# Set problem
Return a copy of each line that holds the string "categories".

# Material
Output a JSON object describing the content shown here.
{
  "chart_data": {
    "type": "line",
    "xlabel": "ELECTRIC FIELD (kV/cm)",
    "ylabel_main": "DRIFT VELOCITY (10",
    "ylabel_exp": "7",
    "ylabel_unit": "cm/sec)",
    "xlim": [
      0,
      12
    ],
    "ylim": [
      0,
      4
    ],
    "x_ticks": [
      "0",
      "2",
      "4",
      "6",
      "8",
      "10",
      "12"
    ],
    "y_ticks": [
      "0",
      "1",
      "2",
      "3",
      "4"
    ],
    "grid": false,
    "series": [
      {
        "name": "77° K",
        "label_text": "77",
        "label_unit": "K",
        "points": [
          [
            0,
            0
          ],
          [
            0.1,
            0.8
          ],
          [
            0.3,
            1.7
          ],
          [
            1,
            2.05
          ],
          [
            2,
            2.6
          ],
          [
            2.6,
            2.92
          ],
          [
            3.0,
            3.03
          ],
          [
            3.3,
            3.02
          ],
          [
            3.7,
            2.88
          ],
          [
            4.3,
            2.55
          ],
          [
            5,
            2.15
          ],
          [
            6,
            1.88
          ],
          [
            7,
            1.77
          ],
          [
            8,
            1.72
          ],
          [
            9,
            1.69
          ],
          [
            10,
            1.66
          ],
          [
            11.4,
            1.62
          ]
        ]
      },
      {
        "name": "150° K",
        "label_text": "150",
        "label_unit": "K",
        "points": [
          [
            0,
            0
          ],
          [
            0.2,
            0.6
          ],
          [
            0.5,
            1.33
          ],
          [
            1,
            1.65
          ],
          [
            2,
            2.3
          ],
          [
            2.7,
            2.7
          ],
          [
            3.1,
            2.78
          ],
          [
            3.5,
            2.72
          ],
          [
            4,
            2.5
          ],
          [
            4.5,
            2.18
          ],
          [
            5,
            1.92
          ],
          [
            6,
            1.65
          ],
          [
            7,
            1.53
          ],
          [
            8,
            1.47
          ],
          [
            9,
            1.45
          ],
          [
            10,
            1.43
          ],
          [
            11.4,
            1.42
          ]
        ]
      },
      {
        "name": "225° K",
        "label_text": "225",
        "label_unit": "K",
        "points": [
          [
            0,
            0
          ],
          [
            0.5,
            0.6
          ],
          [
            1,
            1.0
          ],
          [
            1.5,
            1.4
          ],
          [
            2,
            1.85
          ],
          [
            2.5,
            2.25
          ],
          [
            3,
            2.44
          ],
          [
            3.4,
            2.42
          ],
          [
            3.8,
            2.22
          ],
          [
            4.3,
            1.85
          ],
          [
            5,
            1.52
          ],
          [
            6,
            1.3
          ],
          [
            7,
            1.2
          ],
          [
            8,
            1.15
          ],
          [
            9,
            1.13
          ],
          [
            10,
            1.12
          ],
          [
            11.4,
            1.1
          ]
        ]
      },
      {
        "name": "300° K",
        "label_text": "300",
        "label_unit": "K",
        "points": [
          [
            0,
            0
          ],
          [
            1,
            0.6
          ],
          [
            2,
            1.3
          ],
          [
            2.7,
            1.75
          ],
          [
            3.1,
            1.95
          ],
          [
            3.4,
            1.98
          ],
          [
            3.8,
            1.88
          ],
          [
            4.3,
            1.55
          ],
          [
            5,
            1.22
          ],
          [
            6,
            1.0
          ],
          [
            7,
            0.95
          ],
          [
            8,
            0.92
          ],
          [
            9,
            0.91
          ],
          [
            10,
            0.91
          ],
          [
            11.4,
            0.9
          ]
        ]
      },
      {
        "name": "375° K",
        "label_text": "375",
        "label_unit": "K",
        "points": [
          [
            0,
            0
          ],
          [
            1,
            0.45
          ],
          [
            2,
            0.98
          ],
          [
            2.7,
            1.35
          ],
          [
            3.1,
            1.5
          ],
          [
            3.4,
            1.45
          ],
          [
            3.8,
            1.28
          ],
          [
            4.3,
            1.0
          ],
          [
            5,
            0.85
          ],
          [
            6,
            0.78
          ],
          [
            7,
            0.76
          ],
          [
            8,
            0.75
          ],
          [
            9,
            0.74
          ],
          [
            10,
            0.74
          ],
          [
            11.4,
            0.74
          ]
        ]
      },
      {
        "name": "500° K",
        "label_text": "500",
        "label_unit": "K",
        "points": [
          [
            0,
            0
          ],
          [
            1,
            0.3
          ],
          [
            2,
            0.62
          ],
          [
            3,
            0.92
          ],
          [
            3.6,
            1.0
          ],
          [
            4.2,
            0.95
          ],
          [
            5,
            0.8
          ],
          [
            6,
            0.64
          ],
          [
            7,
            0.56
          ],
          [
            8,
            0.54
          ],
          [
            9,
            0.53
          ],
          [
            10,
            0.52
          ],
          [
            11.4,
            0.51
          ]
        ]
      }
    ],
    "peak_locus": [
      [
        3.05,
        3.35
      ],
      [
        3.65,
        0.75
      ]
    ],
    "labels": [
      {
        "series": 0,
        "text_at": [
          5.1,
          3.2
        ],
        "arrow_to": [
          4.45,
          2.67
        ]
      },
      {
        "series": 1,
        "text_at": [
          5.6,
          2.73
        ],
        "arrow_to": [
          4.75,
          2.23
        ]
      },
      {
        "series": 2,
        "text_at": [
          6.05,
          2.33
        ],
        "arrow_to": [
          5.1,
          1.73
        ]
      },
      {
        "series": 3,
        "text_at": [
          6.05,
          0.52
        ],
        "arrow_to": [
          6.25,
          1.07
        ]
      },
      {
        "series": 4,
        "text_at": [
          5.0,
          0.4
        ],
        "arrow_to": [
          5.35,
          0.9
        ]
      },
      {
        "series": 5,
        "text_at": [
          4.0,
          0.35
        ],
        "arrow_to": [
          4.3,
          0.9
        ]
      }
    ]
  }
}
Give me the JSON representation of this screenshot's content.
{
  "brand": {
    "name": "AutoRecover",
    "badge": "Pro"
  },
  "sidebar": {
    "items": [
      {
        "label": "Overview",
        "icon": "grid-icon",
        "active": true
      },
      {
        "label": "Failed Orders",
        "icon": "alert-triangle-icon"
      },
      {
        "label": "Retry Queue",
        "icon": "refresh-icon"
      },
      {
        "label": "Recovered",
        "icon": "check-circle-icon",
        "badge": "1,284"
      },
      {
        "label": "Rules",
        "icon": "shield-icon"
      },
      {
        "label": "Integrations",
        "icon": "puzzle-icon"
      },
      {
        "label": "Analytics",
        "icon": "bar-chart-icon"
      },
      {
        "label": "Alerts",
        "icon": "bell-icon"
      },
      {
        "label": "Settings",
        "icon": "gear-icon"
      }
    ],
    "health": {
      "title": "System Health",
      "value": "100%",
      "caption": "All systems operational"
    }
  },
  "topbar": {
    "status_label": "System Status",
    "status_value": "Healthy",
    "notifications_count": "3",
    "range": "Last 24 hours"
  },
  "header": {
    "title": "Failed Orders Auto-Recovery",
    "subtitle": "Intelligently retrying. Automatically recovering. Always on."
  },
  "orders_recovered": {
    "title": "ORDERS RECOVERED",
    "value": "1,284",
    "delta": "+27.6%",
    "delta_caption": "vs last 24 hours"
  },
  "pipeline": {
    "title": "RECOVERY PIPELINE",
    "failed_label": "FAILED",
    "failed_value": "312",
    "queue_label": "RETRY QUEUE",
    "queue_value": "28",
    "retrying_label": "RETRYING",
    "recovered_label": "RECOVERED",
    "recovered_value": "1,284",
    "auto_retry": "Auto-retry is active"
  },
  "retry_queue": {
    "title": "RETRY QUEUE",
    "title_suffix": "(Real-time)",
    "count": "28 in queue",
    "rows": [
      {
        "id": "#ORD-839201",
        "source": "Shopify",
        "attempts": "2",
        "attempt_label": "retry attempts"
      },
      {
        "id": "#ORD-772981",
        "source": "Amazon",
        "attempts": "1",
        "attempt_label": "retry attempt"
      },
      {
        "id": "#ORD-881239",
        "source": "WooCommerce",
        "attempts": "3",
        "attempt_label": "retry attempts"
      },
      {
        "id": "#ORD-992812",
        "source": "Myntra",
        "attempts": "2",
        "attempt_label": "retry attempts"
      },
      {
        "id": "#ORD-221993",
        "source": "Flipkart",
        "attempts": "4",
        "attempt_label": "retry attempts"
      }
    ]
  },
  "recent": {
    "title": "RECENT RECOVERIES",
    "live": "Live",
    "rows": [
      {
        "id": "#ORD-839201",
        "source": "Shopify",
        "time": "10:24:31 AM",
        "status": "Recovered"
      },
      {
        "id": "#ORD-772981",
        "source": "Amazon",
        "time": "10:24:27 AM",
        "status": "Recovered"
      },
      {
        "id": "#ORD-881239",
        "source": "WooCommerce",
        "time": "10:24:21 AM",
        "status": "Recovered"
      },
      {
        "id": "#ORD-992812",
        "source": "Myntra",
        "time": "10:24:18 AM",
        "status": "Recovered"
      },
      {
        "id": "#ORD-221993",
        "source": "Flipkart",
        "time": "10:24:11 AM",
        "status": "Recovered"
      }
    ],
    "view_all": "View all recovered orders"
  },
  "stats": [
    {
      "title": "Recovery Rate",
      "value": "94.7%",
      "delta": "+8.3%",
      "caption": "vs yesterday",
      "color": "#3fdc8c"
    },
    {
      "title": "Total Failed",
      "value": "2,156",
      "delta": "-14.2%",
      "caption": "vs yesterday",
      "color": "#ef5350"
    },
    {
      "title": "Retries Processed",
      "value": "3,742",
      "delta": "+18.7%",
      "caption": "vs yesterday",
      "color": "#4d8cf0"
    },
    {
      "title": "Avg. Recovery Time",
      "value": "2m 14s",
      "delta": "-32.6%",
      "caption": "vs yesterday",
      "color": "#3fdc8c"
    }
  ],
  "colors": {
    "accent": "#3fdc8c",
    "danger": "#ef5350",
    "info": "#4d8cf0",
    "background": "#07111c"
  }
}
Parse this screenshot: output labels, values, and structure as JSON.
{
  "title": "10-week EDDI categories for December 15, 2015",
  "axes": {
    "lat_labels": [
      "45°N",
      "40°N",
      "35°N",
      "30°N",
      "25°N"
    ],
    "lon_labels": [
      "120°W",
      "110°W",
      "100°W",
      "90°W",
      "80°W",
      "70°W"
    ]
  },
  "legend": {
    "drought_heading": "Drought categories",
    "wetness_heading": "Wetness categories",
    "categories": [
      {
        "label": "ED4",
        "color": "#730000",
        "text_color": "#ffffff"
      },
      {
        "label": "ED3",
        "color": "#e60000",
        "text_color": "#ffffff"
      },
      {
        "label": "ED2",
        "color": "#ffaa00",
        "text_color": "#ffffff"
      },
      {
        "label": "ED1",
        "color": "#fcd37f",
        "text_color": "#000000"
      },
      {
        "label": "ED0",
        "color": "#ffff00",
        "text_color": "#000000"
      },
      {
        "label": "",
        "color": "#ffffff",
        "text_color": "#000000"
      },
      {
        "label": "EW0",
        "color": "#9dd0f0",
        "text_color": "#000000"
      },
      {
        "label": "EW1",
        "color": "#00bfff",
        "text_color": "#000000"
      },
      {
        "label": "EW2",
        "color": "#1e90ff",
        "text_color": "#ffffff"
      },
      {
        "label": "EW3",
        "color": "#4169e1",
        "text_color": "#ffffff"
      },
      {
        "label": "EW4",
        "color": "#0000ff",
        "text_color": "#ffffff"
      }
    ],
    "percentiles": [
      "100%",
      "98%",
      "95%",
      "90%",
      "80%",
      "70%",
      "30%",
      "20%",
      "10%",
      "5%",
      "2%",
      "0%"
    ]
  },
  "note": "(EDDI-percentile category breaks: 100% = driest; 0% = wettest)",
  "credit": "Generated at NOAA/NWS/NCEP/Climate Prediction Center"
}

# Correct result
  "title": "10-week EDDI categories for December 15, 2015",
    "drought_heading": "Drought categories",
    "wetness_heading": "Wetness categories",
    "categories": [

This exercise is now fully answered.